# WHAT IS EXPECTED
Set out each line from the following listing that includes the word "Communication".

>> Begin

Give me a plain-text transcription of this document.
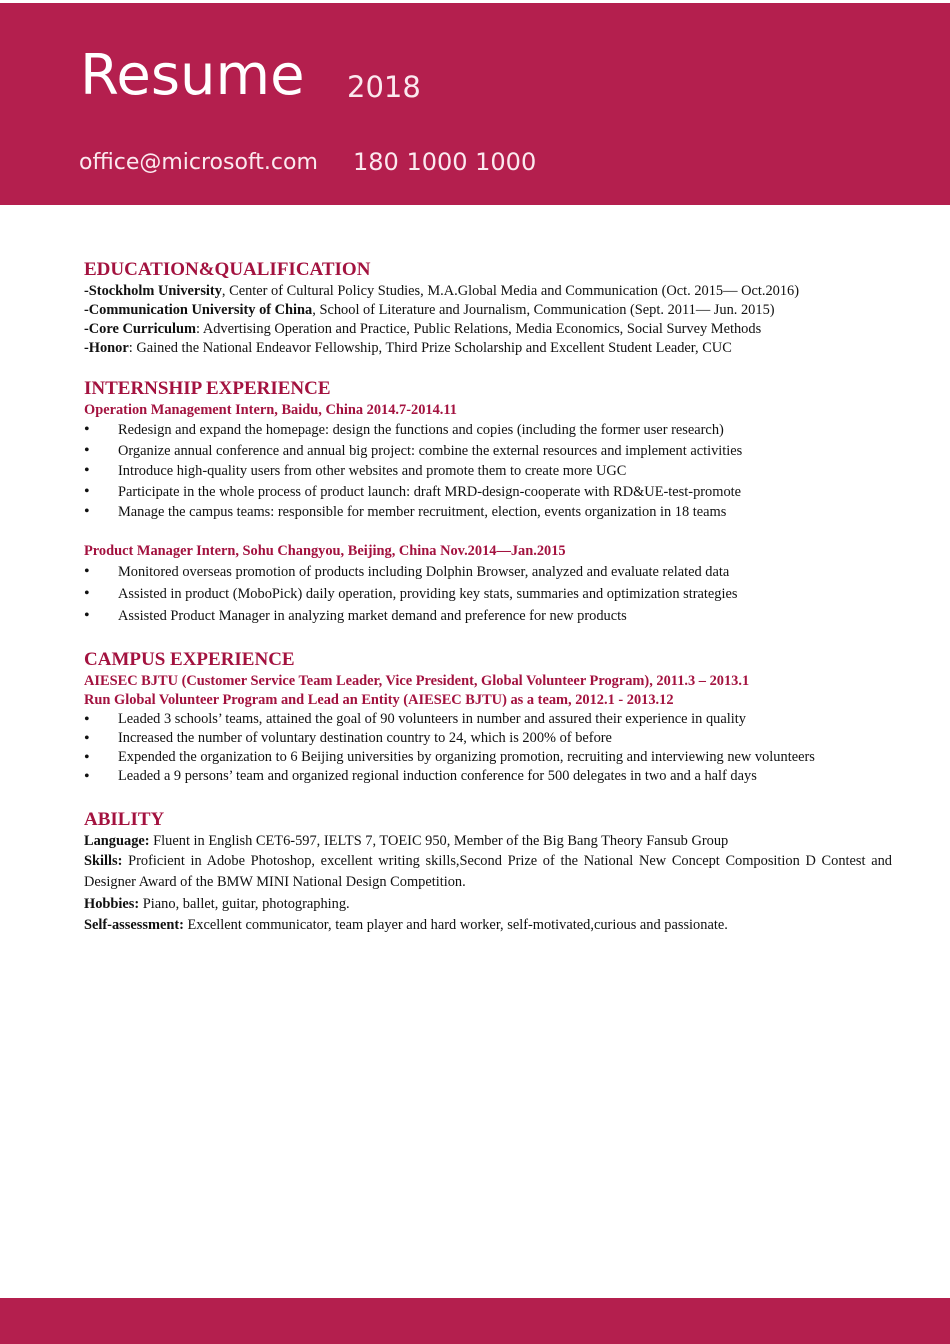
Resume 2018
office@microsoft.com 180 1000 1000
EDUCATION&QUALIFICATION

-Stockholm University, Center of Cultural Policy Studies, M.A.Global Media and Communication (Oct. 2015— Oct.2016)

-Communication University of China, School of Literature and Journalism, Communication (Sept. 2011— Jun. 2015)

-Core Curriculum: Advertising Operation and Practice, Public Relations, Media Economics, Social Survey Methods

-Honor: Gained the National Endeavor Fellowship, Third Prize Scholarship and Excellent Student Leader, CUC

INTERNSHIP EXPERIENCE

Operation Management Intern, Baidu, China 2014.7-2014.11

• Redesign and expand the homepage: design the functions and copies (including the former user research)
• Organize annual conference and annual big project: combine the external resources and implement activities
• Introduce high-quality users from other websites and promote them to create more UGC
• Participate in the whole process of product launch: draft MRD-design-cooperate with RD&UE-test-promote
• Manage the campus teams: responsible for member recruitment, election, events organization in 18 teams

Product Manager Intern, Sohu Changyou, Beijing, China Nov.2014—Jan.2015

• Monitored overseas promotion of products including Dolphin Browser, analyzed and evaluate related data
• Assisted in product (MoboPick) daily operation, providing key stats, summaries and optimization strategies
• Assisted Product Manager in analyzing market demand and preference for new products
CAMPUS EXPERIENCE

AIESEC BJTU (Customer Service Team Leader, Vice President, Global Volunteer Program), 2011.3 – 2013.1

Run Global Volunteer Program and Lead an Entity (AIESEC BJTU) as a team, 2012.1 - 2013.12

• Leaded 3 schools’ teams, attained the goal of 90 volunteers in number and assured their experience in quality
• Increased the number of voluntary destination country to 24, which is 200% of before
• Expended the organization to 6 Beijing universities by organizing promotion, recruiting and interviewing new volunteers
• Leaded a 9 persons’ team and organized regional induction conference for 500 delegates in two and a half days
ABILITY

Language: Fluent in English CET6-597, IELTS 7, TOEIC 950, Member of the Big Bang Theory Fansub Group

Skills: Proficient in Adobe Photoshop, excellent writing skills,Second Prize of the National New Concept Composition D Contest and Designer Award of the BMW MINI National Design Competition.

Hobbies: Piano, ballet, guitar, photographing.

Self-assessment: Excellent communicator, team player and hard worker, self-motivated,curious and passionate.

>> End
>> Begin

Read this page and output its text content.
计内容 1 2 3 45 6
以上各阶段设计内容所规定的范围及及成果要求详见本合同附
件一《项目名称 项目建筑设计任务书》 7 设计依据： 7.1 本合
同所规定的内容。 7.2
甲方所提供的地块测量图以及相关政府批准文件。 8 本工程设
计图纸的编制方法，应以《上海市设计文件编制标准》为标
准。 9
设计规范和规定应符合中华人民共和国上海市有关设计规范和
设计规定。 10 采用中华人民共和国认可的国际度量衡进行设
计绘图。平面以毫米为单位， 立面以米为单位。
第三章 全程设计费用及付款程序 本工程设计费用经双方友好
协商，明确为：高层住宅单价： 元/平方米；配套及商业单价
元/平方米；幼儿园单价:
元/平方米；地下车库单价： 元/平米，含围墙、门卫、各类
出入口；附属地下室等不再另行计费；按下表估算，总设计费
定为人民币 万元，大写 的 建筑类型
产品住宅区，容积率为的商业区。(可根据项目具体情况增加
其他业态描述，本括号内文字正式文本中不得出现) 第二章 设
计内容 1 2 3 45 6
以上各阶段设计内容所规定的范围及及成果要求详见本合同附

>> End
>> Begin

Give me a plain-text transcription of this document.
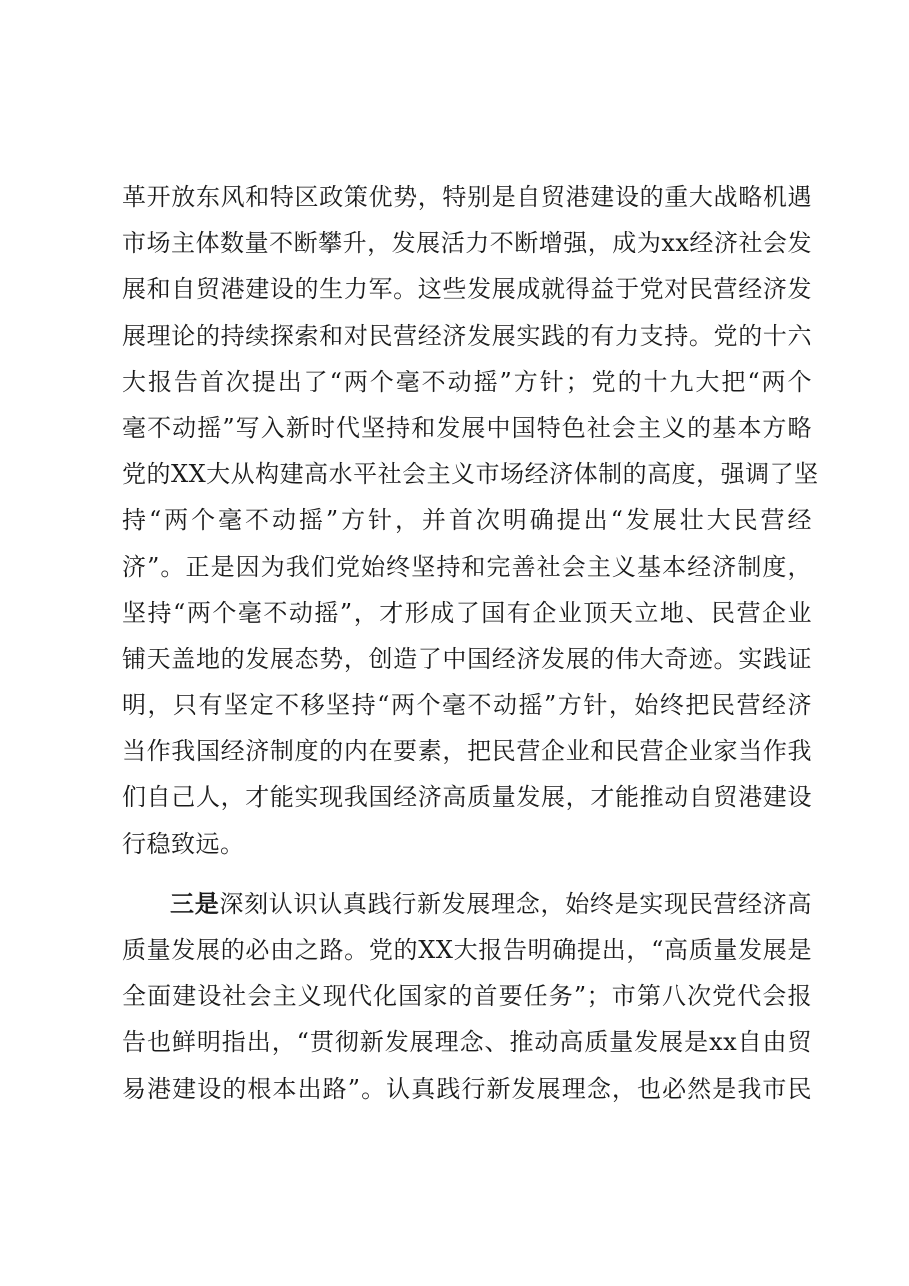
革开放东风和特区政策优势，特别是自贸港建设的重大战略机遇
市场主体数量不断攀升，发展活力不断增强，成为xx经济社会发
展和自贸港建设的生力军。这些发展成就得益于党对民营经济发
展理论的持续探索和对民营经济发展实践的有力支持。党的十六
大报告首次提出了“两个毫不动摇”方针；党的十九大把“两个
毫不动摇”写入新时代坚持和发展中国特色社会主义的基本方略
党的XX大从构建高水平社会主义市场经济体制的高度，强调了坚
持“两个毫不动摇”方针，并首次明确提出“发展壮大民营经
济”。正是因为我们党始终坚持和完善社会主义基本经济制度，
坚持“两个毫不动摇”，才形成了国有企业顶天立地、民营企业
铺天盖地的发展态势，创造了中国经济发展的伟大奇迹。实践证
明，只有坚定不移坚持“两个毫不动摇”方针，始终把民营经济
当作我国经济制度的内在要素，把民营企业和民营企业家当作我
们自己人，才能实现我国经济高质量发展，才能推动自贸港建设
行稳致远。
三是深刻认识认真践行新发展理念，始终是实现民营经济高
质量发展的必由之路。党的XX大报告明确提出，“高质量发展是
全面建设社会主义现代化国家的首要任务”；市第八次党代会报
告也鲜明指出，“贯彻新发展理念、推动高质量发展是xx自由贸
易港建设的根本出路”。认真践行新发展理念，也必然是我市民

>> End

# EXPECTED OUTPUT
-Stockholm University, Center of Cultural Policy Studies, M.A.Global Media and Communication (Oct. 2015— Oct.2016)
-Communication University of China, School of Literature and Journalism, Communication (Sept. 2011— Jun. 2015)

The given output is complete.